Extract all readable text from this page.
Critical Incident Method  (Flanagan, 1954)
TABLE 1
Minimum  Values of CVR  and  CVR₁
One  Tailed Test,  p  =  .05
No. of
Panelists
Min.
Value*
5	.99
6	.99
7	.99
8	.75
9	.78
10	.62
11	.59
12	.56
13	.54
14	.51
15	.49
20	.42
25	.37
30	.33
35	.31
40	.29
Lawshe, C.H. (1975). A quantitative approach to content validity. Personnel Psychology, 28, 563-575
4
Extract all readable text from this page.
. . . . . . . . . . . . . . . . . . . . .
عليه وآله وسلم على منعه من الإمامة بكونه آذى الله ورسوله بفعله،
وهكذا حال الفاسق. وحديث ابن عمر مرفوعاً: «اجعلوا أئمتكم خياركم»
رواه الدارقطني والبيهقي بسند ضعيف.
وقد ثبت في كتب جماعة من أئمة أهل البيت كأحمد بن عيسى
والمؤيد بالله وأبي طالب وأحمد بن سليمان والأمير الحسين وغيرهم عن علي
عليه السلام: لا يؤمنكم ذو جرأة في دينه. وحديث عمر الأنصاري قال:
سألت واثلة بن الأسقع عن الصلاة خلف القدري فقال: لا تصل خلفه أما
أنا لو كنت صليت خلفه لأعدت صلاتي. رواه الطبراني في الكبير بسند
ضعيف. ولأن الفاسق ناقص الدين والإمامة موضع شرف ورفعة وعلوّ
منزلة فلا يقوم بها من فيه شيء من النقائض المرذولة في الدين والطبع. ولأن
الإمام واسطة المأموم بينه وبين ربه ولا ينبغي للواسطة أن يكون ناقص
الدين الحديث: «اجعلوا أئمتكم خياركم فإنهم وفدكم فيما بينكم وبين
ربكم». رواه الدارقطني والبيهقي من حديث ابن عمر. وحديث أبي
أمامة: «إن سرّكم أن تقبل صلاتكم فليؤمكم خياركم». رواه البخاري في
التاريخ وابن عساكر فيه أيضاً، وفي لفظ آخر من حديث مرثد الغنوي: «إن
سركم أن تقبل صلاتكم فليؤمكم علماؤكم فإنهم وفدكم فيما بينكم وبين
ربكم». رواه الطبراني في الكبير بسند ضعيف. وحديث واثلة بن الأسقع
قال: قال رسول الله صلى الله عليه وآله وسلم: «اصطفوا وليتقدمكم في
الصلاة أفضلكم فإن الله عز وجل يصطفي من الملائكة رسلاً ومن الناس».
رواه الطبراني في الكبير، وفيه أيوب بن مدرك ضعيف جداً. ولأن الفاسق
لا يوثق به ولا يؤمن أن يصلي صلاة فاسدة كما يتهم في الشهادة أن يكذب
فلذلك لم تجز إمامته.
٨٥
============
> _SHORT EXERCISE_: Extract each entry in full and write it down exactly.

> _OUTPUT OF THE TASK_:
Extract all readable text from this page.
Critical Incident Method  (Flanagan, 1954)
TABLE 1
Minimum  Values of CVR  and  CVR₁
One  Tailed Test,  p  =  .05
No. of
Panelists
Min.
Value*
5	.99
6	.99
7	.99
8	.75
9	.78
10	.62
11	.59
12	.56
13	.54
14	.51
15	.49
20	.42
25	.37
30	.33
35	.31
40	.29
Lawshe, C.H. (1975). A quantitative approach to content validity. Personnel Psychology, 28, 563-575
4
Extract all readable text from this page.
. . . . . . . . . . . . . . . . . . . . .
عليه وآله وسلم على منعه من الإمامة بكونه آذى الله ورسوله بفعله،
وهكذا حال الفاسق. وحديث ابن عمر مرفوعاً: «اجعلوا أئمتكم خياركم»
رواه الدارقطني والبيهقي بسند ضعيف.
وقد ثبت في كتب جماعة من أئمة أهل البيت كأحمد بن عيسى
والمؤيد بالله وأبي طالب وأحمد بن سليمان والأمير الحسين وغيرهم عن علي
عليه السلام: لا يؤمنكم ذو جرأة في دينه. وحديث عمر الأنصاري قال:
سألت واثلة بن الأسقع عن الصلاة خلف القدري فقال: لا تصل خلفه أما
أنا لو كنت صليت خلفه لأعدت صلاتي. رواه الطبراني في الكبير بسند
ضعيف. ولأن الفاسق ناقص الدين والإمامة موضع شرف ورفعة وعلوّ
منزلة فلا يقوم بها من فيه شيء من النقائض المرذولة في الدين والطبع. ولأن
الإمام واسطة المأموم بينه وبين ربه ولا ينبغي للواسطة أن يكون ناقص
الدين الحديث: «اجعلوا أئمتكم خياركم فإنهم وفدكم فيما بينكم وبين
ربكم». رواه الدارقطني والبيهقي من حديث ابن عمر. وحديث أبي
أمامة: «إن سرّكم أن تقبل صلاتكم فليؤمكم خياركم». رواه البخاري في
التاريخ وابن عساكر فيه أيضاً، وفي لفظ آخر من حديث مرثد الغنوي: «إن
سركم أن تقبل صلاتكم فليؤمكم علماؤكم فإنهم وفدكم فيما بينكم وبين
ربكم». رواه الطبراني في الكبير بسند ضعيف. وحديث واثلة بن الأسقع
قال: قال رسول الله صلى الله عليه وآله وسلم: «اصطفوا وليتقدمكم في
الصلاة أفضلكم فإن الله عز وجل يصطفي من الملائكة رسلاً ومن الناس».
رواه الطبراني في الكبير، وفيه أيوب بن مدرك ضعيف جداً. ولأن الفاسق
لا يوثق به ولا يؤمن أن يصلي صلاة فاسدة كما يتهم في الشهادة أن يكذب
فلذلك لم تجز إمامته.
٨٥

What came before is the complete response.